*Task requirements*
• a. In the excerpt on Iran and the UN Human Rights Council session, who represented Iran at Thursday's session?
• b. List every person named in the excerpt on Iran and the UN Human Rights Council session.
======== Page excerpt ========
Tehran strongly condemned the “terrible and shameful” emergency meeting of the UN Human Rights Council, just as Iran’s foreign ministry announced a national committee to investigate deaths linked to the protest movement.
The deputy head of the vice president for women and family affairs in Iran, Khadijeh Karimi, who represented Iran at Thursday’s session, condemned the “politically motivated” decision of Germany to call the session, describing it as “an orchestrated ploy for ulterior motives.”
Countries like Germany, Britain and France lack “the moral credibility to preach to others about human rights and ask for a special session on Iran,” Karimi said.
She also defended the behavior of Iranian security forces, saying the government took “necessary measures” after Amini’s “unfortunate” death while in the custody of the morality police.
The violent response by Iran’s security forces against protesters has shaken diplomatic ties between Tehran and Western leaders.
The White House on Wednesday imposed its latest round of sanctions against three officials in Iran’s Kurdish region, after US Secretary of State Antony Blinken said he was “deeply concerned that Iranian authorities are reportedly escalating violence against protesters”.
During an interview with Indian broadcaster NDTV on Thursday, Iran’s Deputy Foreign Minister Ali Bagheri Kani said foreign powers were interfering in Iran’s internal affairs and creating “false narratives”.
======== Data listing ========
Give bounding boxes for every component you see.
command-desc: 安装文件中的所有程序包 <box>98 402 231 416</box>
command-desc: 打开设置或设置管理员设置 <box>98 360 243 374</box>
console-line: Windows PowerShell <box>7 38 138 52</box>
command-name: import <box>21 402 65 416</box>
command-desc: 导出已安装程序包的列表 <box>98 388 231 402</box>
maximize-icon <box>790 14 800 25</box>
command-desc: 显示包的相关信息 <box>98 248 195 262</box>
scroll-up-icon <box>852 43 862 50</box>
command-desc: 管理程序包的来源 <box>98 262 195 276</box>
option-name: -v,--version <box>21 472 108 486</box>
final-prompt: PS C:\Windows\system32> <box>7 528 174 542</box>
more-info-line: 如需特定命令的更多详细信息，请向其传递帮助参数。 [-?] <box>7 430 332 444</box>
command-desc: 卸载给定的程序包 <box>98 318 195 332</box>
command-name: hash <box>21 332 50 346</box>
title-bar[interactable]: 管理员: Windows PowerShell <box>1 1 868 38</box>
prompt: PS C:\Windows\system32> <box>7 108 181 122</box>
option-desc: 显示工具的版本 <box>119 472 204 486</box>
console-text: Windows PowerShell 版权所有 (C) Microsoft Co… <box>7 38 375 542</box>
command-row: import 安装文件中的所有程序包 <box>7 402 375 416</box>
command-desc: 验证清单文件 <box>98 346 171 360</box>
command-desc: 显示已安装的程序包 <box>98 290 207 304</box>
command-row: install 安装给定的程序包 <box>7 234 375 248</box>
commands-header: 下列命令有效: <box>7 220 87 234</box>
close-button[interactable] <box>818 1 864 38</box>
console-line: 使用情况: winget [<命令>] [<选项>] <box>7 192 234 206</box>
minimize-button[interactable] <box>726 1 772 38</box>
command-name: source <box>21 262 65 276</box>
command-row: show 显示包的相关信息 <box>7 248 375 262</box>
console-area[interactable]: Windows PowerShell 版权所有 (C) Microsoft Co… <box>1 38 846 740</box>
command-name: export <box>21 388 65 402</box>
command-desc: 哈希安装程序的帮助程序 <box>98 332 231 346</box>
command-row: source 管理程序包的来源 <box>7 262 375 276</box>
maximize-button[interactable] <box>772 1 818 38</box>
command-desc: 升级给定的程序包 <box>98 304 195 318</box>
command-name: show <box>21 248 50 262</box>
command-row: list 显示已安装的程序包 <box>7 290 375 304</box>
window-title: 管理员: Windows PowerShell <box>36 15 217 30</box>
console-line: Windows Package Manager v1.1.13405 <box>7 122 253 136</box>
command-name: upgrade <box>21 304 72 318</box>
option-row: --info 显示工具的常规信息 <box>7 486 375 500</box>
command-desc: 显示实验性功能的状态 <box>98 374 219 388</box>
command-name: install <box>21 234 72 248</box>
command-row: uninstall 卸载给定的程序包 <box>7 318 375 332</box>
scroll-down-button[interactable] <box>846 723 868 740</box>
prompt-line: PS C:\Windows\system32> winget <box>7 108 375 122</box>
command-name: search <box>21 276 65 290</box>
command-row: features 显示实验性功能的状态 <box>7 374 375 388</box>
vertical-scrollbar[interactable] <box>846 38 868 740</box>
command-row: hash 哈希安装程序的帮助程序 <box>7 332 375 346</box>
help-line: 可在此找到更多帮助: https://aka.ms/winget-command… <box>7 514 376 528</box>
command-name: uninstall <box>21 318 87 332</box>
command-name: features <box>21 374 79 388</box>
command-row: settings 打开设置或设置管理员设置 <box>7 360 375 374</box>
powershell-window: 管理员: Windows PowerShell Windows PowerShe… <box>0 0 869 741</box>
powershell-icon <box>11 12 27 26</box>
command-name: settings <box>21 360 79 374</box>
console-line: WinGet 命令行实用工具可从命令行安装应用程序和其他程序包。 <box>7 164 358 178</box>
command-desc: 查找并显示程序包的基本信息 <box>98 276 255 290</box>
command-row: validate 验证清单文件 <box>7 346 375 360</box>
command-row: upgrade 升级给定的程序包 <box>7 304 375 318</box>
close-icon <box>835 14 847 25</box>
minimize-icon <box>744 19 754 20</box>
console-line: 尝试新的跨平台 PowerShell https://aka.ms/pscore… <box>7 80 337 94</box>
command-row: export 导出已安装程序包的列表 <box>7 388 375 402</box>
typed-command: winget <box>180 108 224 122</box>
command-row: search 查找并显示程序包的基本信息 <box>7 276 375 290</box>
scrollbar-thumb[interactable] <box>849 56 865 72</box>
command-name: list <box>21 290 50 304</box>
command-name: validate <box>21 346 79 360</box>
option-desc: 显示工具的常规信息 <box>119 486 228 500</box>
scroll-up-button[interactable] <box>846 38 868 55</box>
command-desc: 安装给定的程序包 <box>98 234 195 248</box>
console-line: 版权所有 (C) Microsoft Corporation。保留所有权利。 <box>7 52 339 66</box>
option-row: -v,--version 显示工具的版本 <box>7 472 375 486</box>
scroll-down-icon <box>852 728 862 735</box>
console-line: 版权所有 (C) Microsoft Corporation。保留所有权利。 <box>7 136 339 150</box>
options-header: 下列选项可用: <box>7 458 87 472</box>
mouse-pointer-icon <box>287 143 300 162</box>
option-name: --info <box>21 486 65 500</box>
========
*Final results*
• a. Khadijeh Karimi, the deputy head of the vice president for women and family affairs in Iran.

• b. Khadijeh Karimi, Amini, Antony Blinken, Ali Bagheri Kani